=== Short problem ===
Could you reproduce the lines below unchanged, from the first one down to and including the line with "entry-details: — Леон."?

=== Supplied records ===
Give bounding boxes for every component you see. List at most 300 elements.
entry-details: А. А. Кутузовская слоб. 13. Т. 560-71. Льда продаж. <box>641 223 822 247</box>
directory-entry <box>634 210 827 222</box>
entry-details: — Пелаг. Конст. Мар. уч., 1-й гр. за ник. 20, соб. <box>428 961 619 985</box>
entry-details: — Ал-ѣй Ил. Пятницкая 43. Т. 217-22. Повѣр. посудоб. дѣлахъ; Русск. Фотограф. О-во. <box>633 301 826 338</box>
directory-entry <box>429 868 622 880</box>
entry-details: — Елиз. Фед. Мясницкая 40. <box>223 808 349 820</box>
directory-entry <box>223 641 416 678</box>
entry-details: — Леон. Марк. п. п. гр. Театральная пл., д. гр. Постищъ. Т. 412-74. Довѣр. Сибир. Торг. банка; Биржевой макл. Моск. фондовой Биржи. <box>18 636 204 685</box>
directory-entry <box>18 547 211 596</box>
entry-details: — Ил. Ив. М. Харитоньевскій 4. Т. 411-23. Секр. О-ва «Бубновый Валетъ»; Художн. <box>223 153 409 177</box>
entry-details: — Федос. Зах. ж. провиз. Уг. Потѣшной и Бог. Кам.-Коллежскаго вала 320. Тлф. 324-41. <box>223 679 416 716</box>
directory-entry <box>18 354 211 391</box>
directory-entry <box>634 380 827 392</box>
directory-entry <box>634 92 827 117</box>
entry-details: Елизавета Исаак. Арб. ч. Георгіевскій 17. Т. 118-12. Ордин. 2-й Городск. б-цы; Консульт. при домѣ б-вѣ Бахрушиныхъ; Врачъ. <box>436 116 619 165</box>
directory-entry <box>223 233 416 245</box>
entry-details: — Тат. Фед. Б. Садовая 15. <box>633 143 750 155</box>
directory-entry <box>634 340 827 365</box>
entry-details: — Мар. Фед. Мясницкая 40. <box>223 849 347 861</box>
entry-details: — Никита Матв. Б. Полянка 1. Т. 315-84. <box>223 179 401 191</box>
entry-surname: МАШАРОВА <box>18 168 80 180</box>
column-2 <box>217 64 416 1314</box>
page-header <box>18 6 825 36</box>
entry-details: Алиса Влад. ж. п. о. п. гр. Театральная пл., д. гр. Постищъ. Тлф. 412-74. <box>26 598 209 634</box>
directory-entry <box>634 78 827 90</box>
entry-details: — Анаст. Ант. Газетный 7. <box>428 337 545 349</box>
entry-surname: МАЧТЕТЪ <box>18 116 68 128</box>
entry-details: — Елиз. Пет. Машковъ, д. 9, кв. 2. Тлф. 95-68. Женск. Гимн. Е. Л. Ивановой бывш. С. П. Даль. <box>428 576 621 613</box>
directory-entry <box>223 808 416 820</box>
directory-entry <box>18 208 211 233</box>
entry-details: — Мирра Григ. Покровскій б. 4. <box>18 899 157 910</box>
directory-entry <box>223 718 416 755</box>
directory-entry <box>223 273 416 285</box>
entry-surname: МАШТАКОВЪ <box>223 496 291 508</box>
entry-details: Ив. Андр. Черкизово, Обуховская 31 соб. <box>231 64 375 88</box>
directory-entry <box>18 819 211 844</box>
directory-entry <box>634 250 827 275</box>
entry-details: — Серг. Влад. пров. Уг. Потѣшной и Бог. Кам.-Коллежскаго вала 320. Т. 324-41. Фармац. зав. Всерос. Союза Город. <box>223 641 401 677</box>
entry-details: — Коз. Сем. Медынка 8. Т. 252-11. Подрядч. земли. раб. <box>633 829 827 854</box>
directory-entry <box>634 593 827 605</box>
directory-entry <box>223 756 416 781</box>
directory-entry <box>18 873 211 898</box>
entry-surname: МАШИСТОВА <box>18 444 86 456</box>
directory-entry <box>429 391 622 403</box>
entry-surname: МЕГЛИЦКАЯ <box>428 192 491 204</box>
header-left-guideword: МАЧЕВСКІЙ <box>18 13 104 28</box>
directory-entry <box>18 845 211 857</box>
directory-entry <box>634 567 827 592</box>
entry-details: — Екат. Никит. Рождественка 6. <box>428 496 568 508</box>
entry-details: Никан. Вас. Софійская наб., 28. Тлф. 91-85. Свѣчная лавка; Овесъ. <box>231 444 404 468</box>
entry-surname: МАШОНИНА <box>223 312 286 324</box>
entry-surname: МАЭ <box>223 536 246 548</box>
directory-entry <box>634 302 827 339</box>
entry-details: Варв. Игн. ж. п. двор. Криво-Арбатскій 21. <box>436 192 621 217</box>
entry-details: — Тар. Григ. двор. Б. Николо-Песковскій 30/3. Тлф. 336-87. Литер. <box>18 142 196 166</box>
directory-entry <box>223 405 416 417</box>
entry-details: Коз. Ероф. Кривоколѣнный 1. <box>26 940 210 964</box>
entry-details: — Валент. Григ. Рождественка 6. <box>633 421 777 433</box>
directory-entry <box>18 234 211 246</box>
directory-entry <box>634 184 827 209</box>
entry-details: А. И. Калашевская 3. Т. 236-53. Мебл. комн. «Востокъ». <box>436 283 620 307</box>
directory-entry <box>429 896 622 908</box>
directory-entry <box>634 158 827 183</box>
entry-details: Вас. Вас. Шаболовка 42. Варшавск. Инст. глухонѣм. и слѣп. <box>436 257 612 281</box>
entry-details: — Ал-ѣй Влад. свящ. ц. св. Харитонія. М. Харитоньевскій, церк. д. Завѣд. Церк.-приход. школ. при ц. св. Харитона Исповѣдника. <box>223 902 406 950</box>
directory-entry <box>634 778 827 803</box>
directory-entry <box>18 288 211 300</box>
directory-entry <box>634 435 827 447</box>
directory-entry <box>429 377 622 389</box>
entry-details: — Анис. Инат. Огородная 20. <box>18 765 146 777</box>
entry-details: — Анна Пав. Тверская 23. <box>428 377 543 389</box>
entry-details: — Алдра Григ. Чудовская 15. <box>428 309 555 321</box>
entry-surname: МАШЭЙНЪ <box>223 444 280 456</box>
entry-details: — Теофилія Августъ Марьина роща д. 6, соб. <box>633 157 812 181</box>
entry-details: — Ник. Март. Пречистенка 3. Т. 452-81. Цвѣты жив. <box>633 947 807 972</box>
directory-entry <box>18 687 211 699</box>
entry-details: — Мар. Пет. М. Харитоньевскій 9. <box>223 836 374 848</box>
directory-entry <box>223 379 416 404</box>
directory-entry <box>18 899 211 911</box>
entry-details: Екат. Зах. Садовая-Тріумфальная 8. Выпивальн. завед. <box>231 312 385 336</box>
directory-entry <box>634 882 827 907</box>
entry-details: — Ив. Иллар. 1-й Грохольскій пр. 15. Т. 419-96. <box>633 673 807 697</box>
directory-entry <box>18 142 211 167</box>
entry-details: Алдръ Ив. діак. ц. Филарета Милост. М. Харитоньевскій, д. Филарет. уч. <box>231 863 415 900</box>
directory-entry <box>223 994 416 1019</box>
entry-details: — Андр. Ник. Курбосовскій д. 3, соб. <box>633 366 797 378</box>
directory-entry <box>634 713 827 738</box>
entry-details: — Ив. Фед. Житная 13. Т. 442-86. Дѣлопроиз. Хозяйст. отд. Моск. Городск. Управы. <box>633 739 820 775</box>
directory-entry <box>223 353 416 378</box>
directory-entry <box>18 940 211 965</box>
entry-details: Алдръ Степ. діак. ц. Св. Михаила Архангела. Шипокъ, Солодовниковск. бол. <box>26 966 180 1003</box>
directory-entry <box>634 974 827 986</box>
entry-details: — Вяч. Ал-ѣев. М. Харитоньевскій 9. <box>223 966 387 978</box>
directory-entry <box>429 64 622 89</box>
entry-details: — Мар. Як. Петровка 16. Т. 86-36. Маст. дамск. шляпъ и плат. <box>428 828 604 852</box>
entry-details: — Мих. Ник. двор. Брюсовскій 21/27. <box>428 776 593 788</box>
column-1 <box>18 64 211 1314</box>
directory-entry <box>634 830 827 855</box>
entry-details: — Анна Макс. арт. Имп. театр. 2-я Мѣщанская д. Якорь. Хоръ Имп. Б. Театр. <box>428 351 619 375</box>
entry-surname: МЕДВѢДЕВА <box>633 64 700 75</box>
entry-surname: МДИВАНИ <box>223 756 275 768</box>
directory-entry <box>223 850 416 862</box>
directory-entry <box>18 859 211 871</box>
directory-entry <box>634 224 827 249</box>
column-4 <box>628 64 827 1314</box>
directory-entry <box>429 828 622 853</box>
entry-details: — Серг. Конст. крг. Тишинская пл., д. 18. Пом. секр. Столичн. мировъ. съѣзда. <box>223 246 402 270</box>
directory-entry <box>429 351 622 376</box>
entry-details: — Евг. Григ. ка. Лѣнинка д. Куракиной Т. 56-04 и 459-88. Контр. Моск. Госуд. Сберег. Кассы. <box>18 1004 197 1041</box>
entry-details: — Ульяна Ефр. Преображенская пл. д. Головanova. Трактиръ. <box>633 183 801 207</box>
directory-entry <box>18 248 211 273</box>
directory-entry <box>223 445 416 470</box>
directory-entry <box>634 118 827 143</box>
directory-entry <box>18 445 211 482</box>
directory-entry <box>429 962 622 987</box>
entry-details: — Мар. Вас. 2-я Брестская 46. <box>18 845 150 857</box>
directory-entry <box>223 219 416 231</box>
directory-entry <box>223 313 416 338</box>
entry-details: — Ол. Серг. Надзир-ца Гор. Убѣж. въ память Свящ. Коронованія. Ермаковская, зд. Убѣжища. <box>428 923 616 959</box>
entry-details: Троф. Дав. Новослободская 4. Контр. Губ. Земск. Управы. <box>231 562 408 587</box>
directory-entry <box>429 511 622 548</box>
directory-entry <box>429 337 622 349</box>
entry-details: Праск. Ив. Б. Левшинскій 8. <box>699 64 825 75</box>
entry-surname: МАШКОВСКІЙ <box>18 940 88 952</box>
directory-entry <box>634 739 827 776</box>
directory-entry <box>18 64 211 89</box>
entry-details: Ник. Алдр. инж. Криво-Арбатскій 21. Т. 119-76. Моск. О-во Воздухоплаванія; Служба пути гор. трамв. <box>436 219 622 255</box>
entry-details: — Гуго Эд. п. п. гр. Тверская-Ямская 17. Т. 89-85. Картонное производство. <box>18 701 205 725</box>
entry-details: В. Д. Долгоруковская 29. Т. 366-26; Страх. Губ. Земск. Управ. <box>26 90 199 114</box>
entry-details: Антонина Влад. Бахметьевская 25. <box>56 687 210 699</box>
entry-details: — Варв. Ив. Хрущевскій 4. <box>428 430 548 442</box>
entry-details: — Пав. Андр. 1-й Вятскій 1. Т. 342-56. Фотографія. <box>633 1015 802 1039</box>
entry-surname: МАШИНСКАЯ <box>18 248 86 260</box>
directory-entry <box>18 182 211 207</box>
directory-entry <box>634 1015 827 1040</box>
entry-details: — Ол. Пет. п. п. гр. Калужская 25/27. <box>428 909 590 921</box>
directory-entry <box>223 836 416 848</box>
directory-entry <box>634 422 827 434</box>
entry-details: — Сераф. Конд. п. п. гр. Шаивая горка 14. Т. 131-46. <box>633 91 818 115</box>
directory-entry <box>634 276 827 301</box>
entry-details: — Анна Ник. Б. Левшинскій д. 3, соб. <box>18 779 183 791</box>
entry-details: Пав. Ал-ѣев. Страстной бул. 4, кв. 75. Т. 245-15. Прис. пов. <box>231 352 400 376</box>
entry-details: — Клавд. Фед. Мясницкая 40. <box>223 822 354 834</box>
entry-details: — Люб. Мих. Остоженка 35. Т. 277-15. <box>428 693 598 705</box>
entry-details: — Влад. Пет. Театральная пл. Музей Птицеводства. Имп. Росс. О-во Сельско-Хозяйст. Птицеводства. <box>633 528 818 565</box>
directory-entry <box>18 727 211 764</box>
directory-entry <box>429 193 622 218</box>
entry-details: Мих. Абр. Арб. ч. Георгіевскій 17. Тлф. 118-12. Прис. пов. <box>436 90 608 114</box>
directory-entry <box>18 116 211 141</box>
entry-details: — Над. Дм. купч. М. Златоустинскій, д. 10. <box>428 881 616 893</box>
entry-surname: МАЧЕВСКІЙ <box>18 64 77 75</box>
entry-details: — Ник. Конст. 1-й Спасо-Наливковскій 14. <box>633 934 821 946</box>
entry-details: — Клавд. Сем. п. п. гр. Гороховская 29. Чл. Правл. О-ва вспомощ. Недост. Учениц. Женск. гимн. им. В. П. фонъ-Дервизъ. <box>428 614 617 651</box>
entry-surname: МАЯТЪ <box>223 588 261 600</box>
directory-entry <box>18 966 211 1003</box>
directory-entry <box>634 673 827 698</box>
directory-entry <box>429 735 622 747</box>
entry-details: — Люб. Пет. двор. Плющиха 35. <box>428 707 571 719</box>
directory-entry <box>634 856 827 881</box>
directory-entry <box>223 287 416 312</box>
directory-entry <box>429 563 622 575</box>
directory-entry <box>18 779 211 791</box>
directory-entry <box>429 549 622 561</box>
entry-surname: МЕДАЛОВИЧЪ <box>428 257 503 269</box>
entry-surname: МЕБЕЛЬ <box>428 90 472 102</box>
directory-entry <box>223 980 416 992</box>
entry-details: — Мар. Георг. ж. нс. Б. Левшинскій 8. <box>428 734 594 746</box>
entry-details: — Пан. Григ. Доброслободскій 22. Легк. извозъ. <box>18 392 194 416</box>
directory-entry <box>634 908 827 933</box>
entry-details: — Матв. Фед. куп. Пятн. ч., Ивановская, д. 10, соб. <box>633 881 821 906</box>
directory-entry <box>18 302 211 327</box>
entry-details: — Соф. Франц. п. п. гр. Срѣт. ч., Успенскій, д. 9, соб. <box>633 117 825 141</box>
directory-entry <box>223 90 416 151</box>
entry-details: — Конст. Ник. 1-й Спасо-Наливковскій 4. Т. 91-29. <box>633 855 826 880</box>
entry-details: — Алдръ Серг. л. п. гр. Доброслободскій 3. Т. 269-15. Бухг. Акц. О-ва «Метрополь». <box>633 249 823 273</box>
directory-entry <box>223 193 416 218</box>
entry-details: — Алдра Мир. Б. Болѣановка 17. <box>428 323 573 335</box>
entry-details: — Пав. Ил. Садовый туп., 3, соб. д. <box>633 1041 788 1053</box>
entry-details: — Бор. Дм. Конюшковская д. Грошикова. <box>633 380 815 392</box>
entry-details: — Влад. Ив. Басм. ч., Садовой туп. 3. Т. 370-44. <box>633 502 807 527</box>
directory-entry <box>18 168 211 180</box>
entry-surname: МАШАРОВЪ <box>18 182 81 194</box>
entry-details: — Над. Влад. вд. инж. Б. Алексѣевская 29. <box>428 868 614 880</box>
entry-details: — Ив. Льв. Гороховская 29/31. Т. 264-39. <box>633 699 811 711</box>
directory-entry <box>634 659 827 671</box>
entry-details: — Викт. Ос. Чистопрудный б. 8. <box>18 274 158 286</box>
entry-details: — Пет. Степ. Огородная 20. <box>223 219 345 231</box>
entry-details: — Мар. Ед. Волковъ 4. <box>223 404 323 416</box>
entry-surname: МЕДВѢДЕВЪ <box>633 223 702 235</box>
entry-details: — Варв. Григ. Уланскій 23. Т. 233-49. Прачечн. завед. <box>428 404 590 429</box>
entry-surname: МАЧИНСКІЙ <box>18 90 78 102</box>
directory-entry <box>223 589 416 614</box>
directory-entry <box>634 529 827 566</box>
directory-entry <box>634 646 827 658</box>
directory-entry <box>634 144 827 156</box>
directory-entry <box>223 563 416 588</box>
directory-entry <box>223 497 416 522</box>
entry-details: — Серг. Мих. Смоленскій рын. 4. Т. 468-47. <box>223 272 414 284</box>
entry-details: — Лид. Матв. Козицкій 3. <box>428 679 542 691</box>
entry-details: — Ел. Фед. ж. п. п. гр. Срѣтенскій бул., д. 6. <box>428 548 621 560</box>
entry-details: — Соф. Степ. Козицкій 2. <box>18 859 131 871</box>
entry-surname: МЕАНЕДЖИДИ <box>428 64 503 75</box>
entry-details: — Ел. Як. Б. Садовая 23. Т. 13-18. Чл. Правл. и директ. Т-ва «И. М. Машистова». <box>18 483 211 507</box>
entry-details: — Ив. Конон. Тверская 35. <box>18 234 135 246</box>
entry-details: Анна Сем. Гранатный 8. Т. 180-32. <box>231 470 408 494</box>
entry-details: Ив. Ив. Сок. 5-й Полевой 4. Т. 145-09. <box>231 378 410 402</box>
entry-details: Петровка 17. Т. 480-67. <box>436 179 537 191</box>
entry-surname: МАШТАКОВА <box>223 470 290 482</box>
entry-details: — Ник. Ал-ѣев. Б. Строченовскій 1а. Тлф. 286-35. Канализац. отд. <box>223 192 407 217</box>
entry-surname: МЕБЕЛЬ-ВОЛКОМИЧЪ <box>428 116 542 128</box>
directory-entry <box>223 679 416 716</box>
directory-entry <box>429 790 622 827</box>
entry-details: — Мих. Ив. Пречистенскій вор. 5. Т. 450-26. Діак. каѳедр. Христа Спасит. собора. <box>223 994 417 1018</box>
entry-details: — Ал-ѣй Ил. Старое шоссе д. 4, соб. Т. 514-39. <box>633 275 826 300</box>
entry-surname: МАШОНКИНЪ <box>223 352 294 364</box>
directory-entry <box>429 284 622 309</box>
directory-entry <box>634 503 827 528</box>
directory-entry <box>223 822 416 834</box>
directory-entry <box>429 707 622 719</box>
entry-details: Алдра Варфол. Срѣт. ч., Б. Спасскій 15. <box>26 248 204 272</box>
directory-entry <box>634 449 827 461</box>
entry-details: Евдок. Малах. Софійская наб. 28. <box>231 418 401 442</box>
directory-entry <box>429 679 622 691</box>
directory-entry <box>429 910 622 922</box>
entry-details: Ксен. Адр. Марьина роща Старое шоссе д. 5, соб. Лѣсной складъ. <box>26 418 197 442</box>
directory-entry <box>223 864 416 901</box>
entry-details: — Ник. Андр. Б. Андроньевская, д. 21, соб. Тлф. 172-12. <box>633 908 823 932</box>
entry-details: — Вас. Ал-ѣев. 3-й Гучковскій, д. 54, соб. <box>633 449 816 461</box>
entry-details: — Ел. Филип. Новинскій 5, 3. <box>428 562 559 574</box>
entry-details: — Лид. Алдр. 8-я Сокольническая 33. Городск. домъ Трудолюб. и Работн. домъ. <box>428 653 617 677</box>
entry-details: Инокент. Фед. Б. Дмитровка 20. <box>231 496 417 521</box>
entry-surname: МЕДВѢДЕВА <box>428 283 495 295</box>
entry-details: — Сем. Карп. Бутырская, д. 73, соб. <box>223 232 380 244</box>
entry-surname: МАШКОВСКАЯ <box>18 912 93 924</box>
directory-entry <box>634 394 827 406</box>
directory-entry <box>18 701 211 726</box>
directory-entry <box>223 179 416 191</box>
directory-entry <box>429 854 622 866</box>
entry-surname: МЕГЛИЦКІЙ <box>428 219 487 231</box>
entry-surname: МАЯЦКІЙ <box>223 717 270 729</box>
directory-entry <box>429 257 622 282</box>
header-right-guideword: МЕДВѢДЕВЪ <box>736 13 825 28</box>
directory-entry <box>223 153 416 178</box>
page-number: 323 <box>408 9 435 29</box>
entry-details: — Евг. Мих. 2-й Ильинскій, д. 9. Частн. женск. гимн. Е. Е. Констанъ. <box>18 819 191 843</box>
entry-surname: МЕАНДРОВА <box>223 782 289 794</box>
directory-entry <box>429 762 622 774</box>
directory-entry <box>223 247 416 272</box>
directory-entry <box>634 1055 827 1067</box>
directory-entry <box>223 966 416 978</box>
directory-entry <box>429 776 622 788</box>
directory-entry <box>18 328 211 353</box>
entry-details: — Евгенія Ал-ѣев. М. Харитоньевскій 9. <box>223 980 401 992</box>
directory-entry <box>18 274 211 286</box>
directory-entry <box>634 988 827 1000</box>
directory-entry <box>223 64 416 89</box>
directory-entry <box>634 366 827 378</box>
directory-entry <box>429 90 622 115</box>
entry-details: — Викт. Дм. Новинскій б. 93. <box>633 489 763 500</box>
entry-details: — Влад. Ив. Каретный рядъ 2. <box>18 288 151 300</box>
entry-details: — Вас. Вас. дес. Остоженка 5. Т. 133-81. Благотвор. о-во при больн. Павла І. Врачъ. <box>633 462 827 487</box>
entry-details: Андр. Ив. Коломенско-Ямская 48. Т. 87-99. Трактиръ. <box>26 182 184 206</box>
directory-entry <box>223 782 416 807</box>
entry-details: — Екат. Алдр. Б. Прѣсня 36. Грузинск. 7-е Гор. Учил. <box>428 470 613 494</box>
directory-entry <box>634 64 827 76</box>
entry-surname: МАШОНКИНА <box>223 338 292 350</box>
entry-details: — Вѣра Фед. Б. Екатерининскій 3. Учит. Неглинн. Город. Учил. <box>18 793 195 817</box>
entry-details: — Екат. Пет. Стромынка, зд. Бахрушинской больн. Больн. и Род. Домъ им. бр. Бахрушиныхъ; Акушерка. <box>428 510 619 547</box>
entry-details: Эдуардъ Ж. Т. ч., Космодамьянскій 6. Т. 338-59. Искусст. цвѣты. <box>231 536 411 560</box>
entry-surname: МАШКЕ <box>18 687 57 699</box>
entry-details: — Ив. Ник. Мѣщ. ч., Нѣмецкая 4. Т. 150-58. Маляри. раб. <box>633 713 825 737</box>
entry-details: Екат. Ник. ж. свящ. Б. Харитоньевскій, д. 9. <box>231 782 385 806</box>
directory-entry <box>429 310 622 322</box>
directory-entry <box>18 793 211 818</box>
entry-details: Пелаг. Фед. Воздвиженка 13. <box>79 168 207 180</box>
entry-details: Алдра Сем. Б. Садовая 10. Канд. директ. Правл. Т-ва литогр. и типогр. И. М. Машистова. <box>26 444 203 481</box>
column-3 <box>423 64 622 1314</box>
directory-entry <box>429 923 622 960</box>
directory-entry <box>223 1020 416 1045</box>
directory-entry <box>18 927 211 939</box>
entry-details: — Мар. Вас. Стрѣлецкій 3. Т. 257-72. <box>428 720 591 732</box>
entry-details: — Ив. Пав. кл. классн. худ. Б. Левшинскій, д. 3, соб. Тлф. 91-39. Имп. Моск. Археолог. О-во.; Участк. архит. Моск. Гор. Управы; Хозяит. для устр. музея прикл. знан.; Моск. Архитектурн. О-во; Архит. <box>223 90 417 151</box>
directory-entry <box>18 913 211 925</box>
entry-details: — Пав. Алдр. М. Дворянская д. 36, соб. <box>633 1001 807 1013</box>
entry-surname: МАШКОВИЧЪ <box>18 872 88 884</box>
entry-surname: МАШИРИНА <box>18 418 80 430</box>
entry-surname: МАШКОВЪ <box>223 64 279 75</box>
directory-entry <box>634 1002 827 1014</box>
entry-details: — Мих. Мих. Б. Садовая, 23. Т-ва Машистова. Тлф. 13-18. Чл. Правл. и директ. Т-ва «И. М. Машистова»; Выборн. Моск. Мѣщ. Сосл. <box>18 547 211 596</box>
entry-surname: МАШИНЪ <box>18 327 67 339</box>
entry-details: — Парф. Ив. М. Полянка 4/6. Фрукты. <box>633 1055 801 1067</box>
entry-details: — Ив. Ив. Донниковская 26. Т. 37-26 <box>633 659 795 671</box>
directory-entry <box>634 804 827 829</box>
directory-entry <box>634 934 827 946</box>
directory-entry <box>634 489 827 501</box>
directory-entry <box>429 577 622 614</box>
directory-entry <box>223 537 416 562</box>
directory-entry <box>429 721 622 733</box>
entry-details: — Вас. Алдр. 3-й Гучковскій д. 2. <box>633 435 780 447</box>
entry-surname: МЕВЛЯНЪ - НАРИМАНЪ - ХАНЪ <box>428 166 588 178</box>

=== Final result ===
Give bounding boxes for every component you see. List at most 300 elements.
entry-details: А. А. Кутузовская слоб. 13. Т. 560-71. Льда продаж. <box>641 223 822 247</box>
directory-entry <box>634 210 827 222</box>
entry-details: — Пелаг. Конст. Мар. уч., 1-й гр. за ник. 20, соб. <box>428 961 619 985</box>
entry-details: — Ал-ѣй Ил. Пятницкая 43. Т. 217-22. Повѣр. посудоб. дѣлахъ; Русск. Фотограф. О-во. <box>633 301 826 338</box>
directory-entry <box>429 868 622 880</box>
entry-details: — Елиз. Фед. Мясницкая 40. <box>223 808 349 820</box>
directory-entry <box>223 641 416 678</box>
entry-details: — Леон. Марк. п. п. гр. Театральная пл., д. гр. Постищъ. Т. 412-74. Довѣр. Сибир. Торг. банка; Биржевой макл. Моск. фондовой Биржи. <box>18 636 204 685</box>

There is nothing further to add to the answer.